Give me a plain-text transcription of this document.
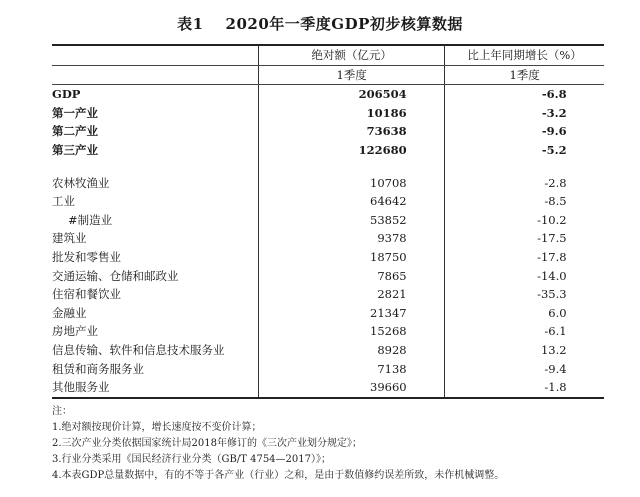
表1 2020年一季度GDP初步核算数据
	绝对额（亿元）	比上年同期增长（%）
	1季度	1季度
GDP	206504	-6.8
第一产业	10186	-3.2
第二产业	73638	-9.6
第三产业	122680	-5.2

农林牧渔业	10708	-2.8
工业	64642	-8.5
#制造业	53852	-10.2
建筑业	9378	-17.5
批发和零售业	18750	-17.8
交通运输、仓储和邮政业	7865	-14.0
住宿和餐饮业	2821	-35.3
金融业	21347	6.0
房地产业	15268	-6.1
信息传输、软件和信息技术服务业	8928	13.2
租赁和商务服务业	7138	-9.4
其他服务业	39660	-1.8
注：
1.绝对额按现价计算，增长速度按不变价计算；
2.三次产业分类依据国家统计局2018年修订的《三次产业划分规定》；
3.行业分类采用《国民经济行业分类（GB/T 4754—2017）》；
4.本表GDP总量数据中，有的不等于各产业（行业）之和，是由于数值修约误差所致，未作机械调整。
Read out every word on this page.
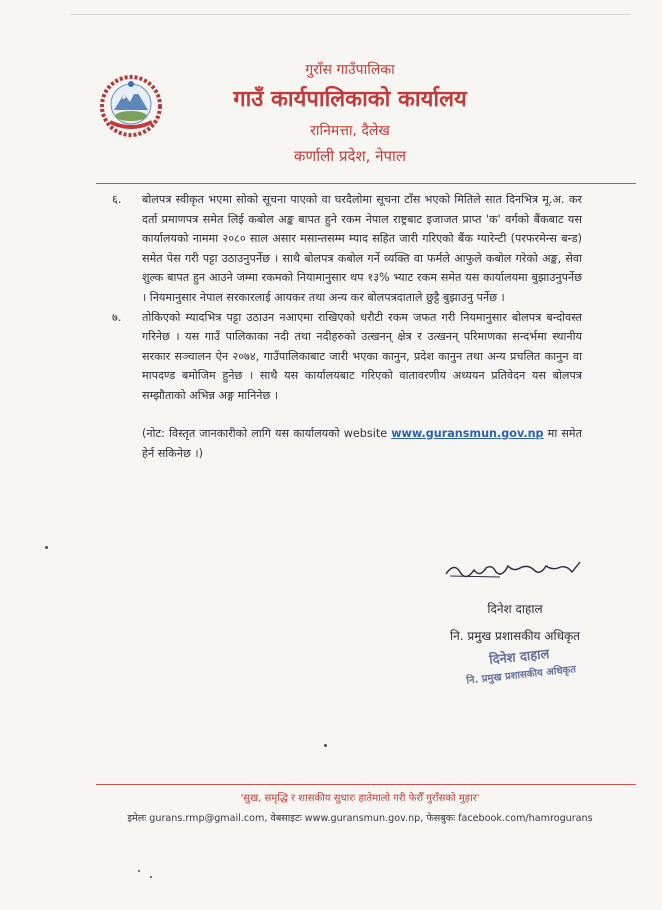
गुराँस गाउँपालिका
गाउँ कार्यपालिकाको कार्यालय
रानिमत्ता, दैलेख
कर्णाली प्रदेश, नेपाल
६. बोलपत्र स्वीकृत भएमा सोको सूचना पाएको वा घरदैलोमा सूचना टाँस भएको मितिले सात दिनभित्र मू.अ. कर दर्ता प्रमाणपत्र समेत लिई कबोल अङ्क बापत हुने रकम नेपाल राष्ट्रबाट इजाजत प्राप्त 'क' वर्गको बैंकबाट यस कार्यालयको नाममा २०८० साल असार मसान्तसम्म म्याद सहित जारी गरिएको बैंक ग्यारेन्टी (परफरमेन्स बन्ड) समेत पेस गरी पट्टा उठाउनुपर्नेछ । साथै बोलपत्र कबोल गर्ने व्यक्ति वा फर्मले आफुले कबोल गरेको अङ्क, सेवा शुल्क बापत हुन आउने जम्मा रकमको नियामानुसार थप १३% भ्याट रकम समेत यस कार्यालयमा बुझाउनुपर्नेछ । नियमानुसार नेपाल सरकारलाई आयकर तथा अन्य कर बोलपत्रदाताले छुट्टै बुझाउनु पर्नेछ ।
७. तोकिएको म्यादभित्र पट्टा उठाउन नआएमा राखिएको धरौटी रकम जफत गरी नियमानुसार बोलपत्र बन्दोवस्त गरिनेछ । यस गाउँ पालिकाका नदी तथा नदीहरुको उत्खनन् क्षेत्र र उत्खनन् परिमाणका सन्दर्भमा स्थानीय सरकार सञ्चालन ऐन २०७४, गाउँपालिकाबाट जारी भएका कानुन, प्रदेश कानुन तथा अन्य प्रचलित कानुन वा मापदण्ड बमोजिम हुनेछ । साथै यस कार्यालयबाट गरिएको वातावरणीय अध्ययन प्रतिवेदन यस बोलपत्र सम्झौताको अभिन्न अङ्ग मानिनेछ ।
(नोट: विस्तृत जानकारीको लागि यस कार्यालयको website www.guransmun.gov.np मा समेत हेर्न सकिनेछ ।)
दिनेश दाहाल
नि. प्रमुख प्रशासकीय अधिकृत
दिनेश दाहाल
नि. प्रमुख प्रशासकीय अधिकृत
'सुख, समृद्धि र शासकीय सुधारः हातेमालो गरी फेरौँ गुराँसको मुहार'
इमेलः gurans.rmp@gmail.com, वेबसाइटः www.guransmun.gov.np, फेसबुकः facebook.com/hamrogurans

◆ ◆ ◆ ◆

## Stated task
Copy every line in the records above that contains the word "guransmun".

## Answer to the task
(नोट: विस्तृत जानकारीको लागि यस कार्यालयको website www.guransmun.gov.np मा समेत हेर्न सकिनेछ ।)
इमेलः gurans.rmp@gmail.com, वेबसाइटः www.guransmun.gov.np, फेसबुकः facebook.com/hamrogurans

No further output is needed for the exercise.